Work to complete>
Produce a word-for-word copy of the listing below without its pictures.

Source material>
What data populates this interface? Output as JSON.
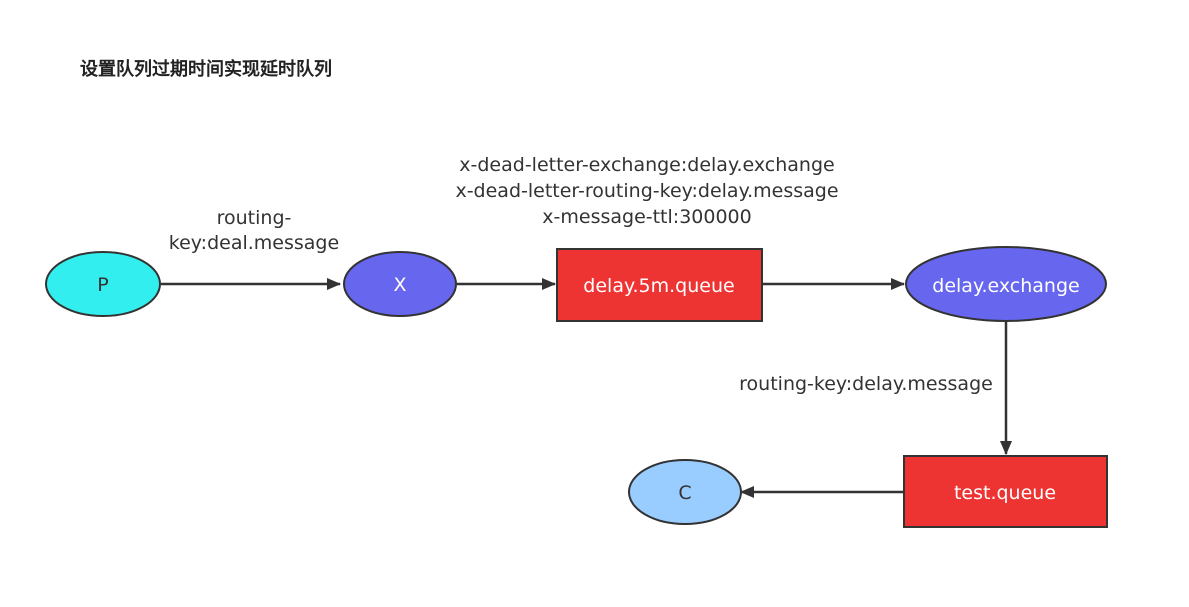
{
  "title": "设置队列过期时间实现延时队列",
  "nodes": {
    "p": {
      "label": "P",
      "fill": "#33eeee",
      "text_color": "#333333"
    },
    "x": {
      "label": "X",
      "fill": "#6666ee",
      "text_color": "#ffffff"
    },
    "delay_queue": {
      "label": "delay.5m.queue",
      "fill": "#ee3333",
      "text_color": "#ffffff"
    },
    "delay_exchange": {
      "label": "delay.exchange",
      "fill": "#6666ee",
      "text_color": "#ffffff"
    },
    "test_queue": {
      "label": "test.queue",
      "fill": "#ee3333",
      "text_color": "#ffffff"
    },
    "c": {
      "label": "C",
      "fill": "#99ccff",
      "text_color": "#333333"
    }
  },
  "edge_labels": {
    "p_to_x": [
      "routing-",
      "key:deal.message"
    ],
    "queue_args": [
      "x-dead-letter-exchange:delay.exchange",
      "x-dead-letter-routing-key:delay.message",
      "x-message-ttl:300000"
    ],
    "exchange_to_test": "routing-key:delay.message"
  },
  "colors": {
    "edge": "#333333",
    "stroke": "#333333"
  }
}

Solution for this task>
What data populates this interface? Output as JSON.
{
  "title": "设置队列过期时间实现延时队列",
  "nodes": {
    "p": {
      "label": "P",
      "fill": "#33eeee",
      "text_color": "#333333"
    },
    "x": {
      "label": "X",
      "fill": "#6666ee",
      "text_color": "#ffffff"
    },
    "delay_queue": {
      "label": "delay.5m.queue",
      "fill": "#ee3333",
      "text_color": "#ffffff"
    },
    "delay_exchange": {
      "label": "delay.exchange",
      "fill": "#6666ee",
      "text_color": "#ffffff"
    },
    "test_queue": {
      "label": "test.queue",
      "fill": "#ee3333",
      "text_color": "#ffffff"
    },
    "c": {
      "label": "C",
      "fill": "#99ccff",
      "text_color": "#333333"
    }
  },
  "edge_labels": {
    "p_to_x": [
      "routing-",
      "key:deal.message"
    ],
    "queue_args": [
      "x-dead-letter-exchange:delay.exchange",
      "x-dead-letter-routing-key:delay.message",
      "x-message-ttl:300000"
    ],
    "exchange_to_test": "routing-key:delay.message"
  },
  "colors": {
    "edge": "#333333",
    "stroke": "#333333"
  }
}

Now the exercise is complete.